═══ Material ═══
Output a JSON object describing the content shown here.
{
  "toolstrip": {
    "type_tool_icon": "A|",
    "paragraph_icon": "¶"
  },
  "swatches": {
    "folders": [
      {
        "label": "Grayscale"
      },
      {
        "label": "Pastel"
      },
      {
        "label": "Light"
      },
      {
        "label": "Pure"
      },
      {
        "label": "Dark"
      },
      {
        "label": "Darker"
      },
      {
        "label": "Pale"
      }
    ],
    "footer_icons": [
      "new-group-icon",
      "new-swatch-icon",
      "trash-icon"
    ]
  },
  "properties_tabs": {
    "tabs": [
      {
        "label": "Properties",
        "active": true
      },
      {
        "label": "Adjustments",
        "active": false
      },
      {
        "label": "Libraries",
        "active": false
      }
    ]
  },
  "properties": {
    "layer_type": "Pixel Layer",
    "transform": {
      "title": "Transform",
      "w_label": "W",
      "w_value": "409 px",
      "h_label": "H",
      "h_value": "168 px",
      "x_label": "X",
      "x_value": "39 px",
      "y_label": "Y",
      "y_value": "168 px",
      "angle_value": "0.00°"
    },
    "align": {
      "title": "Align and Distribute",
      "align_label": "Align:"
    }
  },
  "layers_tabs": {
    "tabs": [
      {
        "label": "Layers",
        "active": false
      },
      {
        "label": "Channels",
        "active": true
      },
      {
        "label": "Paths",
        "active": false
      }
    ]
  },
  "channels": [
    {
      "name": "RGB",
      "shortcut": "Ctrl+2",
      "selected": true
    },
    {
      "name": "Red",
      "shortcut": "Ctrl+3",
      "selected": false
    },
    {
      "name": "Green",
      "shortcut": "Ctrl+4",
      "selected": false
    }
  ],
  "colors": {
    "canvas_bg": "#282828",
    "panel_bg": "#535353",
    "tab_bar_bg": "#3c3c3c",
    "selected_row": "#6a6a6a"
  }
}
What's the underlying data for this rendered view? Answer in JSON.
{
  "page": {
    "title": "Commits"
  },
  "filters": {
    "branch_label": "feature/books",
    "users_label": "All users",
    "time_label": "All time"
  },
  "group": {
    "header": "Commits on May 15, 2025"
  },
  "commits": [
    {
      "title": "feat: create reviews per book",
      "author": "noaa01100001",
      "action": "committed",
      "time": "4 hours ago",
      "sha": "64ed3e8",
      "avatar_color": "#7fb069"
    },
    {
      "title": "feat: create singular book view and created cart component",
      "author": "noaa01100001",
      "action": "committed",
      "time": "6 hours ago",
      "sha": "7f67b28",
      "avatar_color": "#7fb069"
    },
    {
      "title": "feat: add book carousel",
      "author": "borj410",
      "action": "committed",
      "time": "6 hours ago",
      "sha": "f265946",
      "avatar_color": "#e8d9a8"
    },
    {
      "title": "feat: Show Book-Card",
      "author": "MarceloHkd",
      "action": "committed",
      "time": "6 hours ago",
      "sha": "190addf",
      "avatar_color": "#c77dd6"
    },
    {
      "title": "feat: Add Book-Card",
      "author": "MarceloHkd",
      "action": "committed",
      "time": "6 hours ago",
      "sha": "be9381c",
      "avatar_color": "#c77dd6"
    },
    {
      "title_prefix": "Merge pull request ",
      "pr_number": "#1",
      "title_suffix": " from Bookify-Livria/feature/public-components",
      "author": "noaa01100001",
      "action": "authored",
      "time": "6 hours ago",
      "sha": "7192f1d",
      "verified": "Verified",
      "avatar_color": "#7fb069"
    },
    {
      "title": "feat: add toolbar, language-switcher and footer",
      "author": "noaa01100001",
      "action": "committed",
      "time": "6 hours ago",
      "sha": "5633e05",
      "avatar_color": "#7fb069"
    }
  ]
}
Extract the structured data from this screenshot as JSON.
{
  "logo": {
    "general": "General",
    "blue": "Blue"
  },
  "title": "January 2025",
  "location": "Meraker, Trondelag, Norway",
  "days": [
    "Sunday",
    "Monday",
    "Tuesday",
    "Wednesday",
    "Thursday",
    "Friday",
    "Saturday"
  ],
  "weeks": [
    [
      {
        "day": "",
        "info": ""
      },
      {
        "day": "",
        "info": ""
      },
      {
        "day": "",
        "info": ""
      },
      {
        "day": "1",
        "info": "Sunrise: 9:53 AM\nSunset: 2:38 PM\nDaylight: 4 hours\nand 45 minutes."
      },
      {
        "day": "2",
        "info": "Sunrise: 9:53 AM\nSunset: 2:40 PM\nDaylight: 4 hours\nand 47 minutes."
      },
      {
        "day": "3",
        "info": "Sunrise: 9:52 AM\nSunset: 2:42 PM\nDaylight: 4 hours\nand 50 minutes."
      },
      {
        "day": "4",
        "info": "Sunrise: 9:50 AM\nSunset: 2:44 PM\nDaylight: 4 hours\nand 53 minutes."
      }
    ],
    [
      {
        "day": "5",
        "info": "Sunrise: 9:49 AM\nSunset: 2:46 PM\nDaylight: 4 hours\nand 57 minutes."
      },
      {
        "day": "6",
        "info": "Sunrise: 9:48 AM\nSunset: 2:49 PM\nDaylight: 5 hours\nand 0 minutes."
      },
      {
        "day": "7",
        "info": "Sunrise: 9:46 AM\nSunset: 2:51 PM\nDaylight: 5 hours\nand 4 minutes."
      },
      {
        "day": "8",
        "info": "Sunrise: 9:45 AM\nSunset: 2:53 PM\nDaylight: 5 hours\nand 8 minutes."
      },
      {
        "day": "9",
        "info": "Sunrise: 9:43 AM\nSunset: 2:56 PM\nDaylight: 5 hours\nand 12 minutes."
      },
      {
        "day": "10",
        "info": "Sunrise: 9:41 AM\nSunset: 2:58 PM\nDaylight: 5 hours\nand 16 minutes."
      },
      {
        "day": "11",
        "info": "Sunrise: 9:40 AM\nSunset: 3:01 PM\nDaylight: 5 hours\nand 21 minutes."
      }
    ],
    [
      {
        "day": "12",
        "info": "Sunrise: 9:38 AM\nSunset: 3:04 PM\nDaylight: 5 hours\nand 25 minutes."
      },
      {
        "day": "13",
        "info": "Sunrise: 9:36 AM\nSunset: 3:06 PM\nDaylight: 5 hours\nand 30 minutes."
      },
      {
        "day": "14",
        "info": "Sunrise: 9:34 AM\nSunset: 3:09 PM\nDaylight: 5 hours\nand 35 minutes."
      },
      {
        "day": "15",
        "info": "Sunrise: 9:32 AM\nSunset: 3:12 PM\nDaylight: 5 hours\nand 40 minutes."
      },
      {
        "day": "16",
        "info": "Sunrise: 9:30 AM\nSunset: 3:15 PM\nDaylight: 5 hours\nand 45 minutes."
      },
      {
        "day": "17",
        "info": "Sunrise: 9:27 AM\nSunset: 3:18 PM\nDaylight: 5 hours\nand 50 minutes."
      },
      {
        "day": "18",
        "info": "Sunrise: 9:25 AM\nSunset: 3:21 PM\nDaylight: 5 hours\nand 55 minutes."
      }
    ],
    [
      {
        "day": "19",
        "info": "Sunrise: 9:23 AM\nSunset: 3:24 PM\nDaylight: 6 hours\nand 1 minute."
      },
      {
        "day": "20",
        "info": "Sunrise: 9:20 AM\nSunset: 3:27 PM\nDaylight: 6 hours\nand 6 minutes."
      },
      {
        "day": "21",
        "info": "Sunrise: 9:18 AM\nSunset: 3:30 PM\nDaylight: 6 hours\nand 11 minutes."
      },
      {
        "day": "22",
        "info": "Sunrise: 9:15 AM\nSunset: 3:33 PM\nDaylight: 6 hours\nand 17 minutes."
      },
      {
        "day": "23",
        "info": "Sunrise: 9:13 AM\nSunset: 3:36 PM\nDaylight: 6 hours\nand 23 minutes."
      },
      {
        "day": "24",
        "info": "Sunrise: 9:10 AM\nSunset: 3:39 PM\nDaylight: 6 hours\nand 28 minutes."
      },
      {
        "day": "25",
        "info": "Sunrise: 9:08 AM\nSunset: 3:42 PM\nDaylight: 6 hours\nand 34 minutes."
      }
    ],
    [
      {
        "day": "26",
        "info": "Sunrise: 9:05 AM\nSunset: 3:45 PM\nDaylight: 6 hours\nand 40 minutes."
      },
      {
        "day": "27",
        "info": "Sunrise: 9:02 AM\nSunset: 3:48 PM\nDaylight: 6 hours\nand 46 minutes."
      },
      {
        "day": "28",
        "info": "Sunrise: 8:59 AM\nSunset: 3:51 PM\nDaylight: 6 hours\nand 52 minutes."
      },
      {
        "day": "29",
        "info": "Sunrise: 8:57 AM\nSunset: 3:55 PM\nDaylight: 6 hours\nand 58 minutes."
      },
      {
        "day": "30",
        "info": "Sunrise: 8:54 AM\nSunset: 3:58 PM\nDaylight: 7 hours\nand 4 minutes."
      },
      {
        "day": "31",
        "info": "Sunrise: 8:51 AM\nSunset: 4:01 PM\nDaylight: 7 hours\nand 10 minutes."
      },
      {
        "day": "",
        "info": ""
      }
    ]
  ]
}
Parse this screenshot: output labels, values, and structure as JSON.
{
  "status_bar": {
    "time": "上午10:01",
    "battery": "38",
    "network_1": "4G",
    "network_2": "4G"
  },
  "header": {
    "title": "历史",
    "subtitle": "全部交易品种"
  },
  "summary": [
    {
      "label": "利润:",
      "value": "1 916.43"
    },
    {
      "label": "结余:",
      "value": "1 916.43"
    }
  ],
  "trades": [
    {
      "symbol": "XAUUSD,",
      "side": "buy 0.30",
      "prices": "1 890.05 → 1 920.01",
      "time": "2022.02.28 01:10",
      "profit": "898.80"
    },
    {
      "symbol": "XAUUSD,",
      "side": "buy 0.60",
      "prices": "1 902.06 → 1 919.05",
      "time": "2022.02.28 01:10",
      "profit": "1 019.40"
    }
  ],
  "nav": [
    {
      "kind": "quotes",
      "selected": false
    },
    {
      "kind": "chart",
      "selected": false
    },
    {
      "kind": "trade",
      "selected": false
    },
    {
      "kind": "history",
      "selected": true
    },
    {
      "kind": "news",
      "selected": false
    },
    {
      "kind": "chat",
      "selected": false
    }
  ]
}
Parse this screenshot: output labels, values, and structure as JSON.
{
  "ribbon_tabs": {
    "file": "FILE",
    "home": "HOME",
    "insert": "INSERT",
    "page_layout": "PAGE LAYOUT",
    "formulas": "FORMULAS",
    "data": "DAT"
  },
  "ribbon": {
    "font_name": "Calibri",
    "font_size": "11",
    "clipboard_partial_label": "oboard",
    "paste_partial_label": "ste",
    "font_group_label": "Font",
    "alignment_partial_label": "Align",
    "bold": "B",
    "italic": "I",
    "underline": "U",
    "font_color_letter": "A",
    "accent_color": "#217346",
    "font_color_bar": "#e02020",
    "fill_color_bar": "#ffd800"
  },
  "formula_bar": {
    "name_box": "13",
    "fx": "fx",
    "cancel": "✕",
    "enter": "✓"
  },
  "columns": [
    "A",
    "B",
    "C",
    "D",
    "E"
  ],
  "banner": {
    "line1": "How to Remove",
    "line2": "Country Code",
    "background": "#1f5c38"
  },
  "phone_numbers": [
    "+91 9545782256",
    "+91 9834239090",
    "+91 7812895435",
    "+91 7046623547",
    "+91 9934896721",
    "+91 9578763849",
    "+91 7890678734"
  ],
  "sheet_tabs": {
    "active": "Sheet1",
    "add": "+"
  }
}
═══
Task details: Copy all lines of the material above where the string "kind" occurs.

Answer to this problem:
      "kind": "quotes",
      "kind": "chart",
      "kind": "trade",
      "kind": "history",
      "kind": "news",
      "kind": "chat",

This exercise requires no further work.